## AIM:
Go through the entries below and copy each line containing the word "由于占地面积与锅炉热效率要求".

## INPUT DATA:

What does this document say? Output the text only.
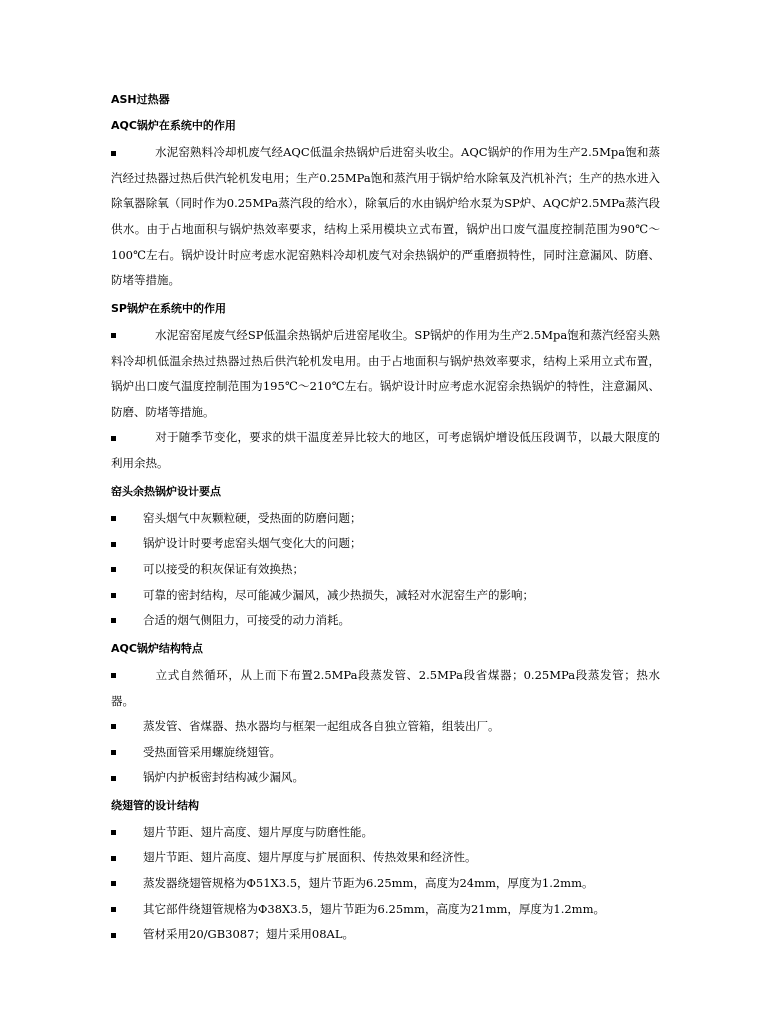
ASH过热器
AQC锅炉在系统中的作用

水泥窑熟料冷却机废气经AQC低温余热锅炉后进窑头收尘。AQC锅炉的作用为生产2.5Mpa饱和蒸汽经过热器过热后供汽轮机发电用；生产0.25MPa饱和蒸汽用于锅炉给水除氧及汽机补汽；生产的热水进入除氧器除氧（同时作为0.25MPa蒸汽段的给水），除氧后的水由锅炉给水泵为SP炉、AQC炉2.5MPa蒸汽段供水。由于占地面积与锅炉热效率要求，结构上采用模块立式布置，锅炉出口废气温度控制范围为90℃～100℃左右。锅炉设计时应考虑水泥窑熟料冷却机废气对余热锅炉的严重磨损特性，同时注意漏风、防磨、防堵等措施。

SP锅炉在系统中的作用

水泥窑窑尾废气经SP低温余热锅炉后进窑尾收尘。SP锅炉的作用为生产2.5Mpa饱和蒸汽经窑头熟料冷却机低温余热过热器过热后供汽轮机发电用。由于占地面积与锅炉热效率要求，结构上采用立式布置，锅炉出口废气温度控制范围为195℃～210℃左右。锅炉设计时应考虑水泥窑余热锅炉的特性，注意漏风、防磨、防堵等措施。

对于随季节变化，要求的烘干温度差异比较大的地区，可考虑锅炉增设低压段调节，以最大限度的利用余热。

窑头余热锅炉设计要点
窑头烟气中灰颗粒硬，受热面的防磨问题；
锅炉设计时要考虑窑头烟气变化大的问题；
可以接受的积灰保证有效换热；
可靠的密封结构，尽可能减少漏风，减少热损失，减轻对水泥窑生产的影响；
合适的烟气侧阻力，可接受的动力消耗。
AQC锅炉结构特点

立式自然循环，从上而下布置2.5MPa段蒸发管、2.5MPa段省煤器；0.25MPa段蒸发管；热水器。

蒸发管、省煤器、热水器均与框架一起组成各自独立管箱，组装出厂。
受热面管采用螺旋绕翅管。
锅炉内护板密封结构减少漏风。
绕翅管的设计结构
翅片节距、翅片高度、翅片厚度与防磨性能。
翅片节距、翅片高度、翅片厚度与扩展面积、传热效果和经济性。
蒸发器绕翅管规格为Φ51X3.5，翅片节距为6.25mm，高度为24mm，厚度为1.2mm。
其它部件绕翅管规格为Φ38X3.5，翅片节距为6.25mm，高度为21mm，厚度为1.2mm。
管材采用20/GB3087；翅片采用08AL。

---

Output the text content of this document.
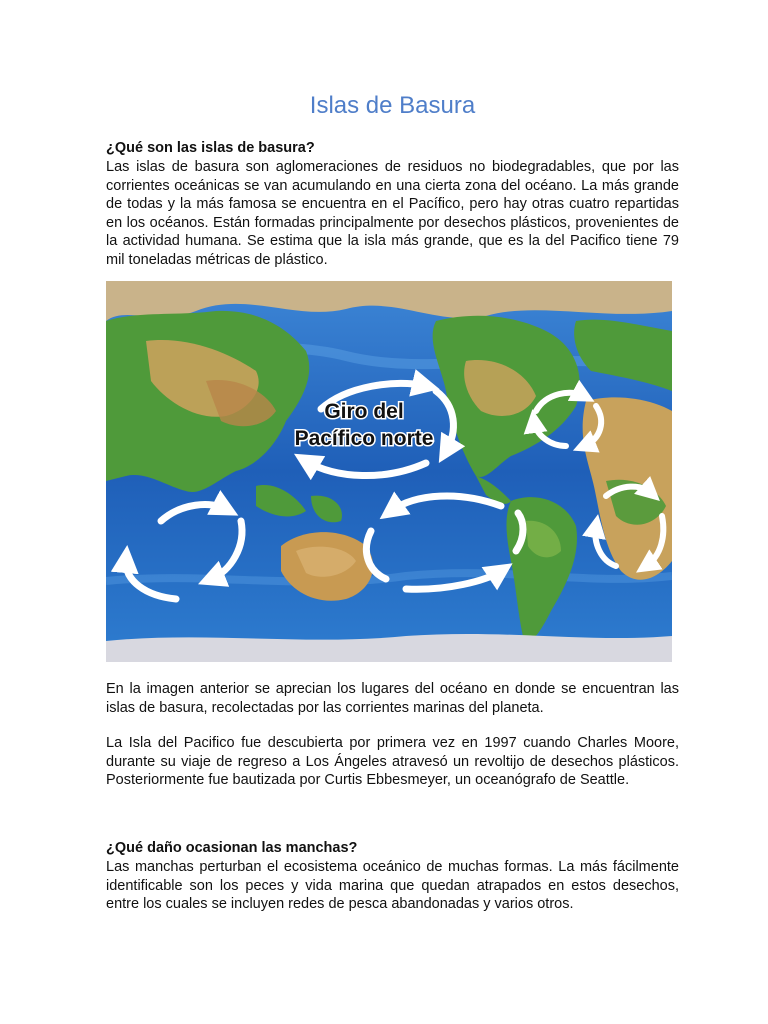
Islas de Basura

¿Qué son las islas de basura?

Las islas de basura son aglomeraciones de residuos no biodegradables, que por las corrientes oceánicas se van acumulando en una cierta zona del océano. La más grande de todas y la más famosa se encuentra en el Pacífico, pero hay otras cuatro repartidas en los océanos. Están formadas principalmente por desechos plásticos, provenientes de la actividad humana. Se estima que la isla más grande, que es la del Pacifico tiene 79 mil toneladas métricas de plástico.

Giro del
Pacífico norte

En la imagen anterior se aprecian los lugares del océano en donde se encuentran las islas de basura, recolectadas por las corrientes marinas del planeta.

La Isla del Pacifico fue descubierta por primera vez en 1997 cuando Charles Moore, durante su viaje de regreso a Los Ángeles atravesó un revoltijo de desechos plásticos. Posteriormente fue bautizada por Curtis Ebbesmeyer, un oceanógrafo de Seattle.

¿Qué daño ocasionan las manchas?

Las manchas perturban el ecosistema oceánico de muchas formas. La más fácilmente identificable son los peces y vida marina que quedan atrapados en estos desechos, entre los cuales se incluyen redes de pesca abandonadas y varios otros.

## FINAL RESULT:
水泥窑熟料冷却机废气经AQC低温余热锅炉后进窑头收尘。AQC锅炉的作用为生产2.5Mpa饱和蒸汽经过热器过热后供汽轮机发电用；生产0.25MPa饱和蒸汽用于锅炉给水除氧及汽机补汽；生产的热水进入除氧器除氧（同时作为0.25MPa蒸汽段的给水），除氧后的水由锅炉给水泵为SP炉、AQC炉2.5MPa蒸汽段供水。由于占地面积与锅炉热效率要求，结构上采用模块立式布置，锅炉出口废气温度控制范围为90℃～100℃左右。锅炉设计时应考虑水泥窑熟料冷却机废气对余热锅炉的严重磨损特性，同时注意漏风、防磨、防堵等措施。
水泥窑窑尾废气经SP低温余热锅炉后进窑尾收尘。SP锅炉的作用为生产2.5Mpa饱和蒸汽经窑头熟料冷却机低温余热过热器过热后供汽轮机发电用。由于占地面积与锅炉热效率要求，结构上采用立式布置，锅炉出口废气温度控制范围为195℃～210℃左右。锅炉设计时应考虑水泥窑余热锅炉的特性，注意漏风、防磨、防堵等措施。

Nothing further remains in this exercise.